*Challenge:* Reproduce the items below line for line, changing nothing.

+++ Records supplied

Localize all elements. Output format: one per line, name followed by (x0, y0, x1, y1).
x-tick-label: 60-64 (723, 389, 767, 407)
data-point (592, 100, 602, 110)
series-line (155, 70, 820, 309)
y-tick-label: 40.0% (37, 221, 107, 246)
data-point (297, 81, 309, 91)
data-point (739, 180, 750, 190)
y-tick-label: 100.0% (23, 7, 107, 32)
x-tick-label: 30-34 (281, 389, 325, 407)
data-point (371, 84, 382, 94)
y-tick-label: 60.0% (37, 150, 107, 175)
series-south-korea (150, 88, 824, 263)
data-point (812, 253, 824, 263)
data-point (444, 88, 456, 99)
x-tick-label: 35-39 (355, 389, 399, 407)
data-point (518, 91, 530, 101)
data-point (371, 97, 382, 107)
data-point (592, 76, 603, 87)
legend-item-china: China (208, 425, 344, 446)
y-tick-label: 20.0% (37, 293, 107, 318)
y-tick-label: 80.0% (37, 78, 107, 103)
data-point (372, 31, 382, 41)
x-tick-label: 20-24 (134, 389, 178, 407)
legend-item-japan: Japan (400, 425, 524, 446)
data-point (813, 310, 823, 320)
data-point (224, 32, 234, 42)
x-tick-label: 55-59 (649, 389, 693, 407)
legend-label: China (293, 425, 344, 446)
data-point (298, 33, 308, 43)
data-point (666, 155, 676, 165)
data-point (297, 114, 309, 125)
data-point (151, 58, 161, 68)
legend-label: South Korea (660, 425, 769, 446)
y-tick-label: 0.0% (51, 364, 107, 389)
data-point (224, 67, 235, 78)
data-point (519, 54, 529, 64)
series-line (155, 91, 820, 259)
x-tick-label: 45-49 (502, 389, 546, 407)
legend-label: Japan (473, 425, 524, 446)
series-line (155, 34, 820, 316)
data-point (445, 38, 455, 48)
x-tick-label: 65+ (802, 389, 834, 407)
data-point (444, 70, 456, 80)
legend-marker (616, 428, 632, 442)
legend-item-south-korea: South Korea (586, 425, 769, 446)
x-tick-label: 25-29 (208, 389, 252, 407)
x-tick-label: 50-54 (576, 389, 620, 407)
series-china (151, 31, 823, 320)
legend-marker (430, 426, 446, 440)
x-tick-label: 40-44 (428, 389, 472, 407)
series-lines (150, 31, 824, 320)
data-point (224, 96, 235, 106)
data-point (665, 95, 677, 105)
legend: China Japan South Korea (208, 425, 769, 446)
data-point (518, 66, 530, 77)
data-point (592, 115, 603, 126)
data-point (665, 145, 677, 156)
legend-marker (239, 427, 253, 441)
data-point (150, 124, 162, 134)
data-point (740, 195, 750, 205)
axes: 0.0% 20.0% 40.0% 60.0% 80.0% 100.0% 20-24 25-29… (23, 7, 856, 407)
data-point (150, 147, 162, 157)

++++++

*Complete response:*
Localize all elements. Output format: one per line, name followed by (x0, y0, x1, y1).
x-tick-label: 60-64 (723, 389, 767, 407)
data-point (592, 100, 602, 110)
series-line (155, 70, 820, 309)
y-tick-label: 40.0% (37, 221, 107, 246)
data-point (297, 81, 309, 91)
data-point (739, 180, 750, 190)
y-tick-label: 100.0% (23, 7, 107, 32)
x-tick-label: 30-34 (281, 389, 325, 407)
data-point (371, 84, 382, 94)
y-tick-label: 60.0% (37, 150, 107, 175)
series-south-korea (150, 88, 824, 263)
data-point (812, 253, 824, 263)
data-point (444, 88, 456, 99)
x-tick-label: 35-39 (355, 389, 399, 407)
data-point (518, 91, 530, 101)
data-point (371, 97, 382, 107)
data-point (592, 76, 603, 87)
legend-item-china: China (208, 425, 344, 446)
y-tick-label: 20.0% (37, 293, 107, 318)
y-tick-label: 80.0% (37, 78, 107, 103)
data-point (372, 31, 382, 41)
x-tick-label: 20-24 (134, 389, 178, 407)
legend-item-japan: Japan (400, 425, 524, 446)
data-point (813, 310, 823, 320)
data-point (224, 32, 234, 42)
x-tick-label: 55-59 (649, 389, 693, 407)
legend-label: China (293, 425, 344, 446)
data-point (298, 33, 308, 43)
data-point (666, 155, 676, 165)
data-point (297, 114, 309, 125)
data-point (151, 58, 161, 68)
legend-label: South Korea (660, 425, 769, 446)
y-tick-label: 0.0% (51, 364, 107, 389)
data-point (224, 67, 235, 78)
data-point (519, 54, 529, 64)
series-line (155, 91, 820, 259)
x-tick-label: 45-49 (502, 389, 546, 407)
legend-label: Japan (473, 425, 524, 446)
series-line (155, 34, 820, 316)
data-point (445, 38, 455, 48)
x-tick-label: 65+ (802, 389, 834, 407)
data-point (444, 70, 456, 80)
legend-marker (616, 428, 632, 442)
legend-item-south-korea: South Korea (586, 425, 769, 446)
x-tick-label: 25-29 (208, 389, 252, 407)
x-tick-label: 50-54 (576, 389, 620, 407)
series-china (151, 31, 823, 320)
legend-marker (430, 426, 446, 440)
x-tick-label: 40-44 (428, 389, 472, 407)
series-lines (150, 31, 824, 320)
data-point (224, 96, 235, 106)
data-point (665, 95, 677, 105)
legend: China Japan South Korea (208, 425, 769, 446)
data-point (518, 66, 530, 77)
data-point (592, 115, 603, 126)
data-point (665, 145, 677, 156)
legend-marker (239, 427, 253, 441)
data-point (150, 124, 162, 134)
data-point (740, 195, 750, 205)
axes: 0.0% 20.0% 40.0% 60.0% 80.0% 100.0% 20-24 25-29… (23, 7, 856, 407)
data-point (150, 147, 162, 157)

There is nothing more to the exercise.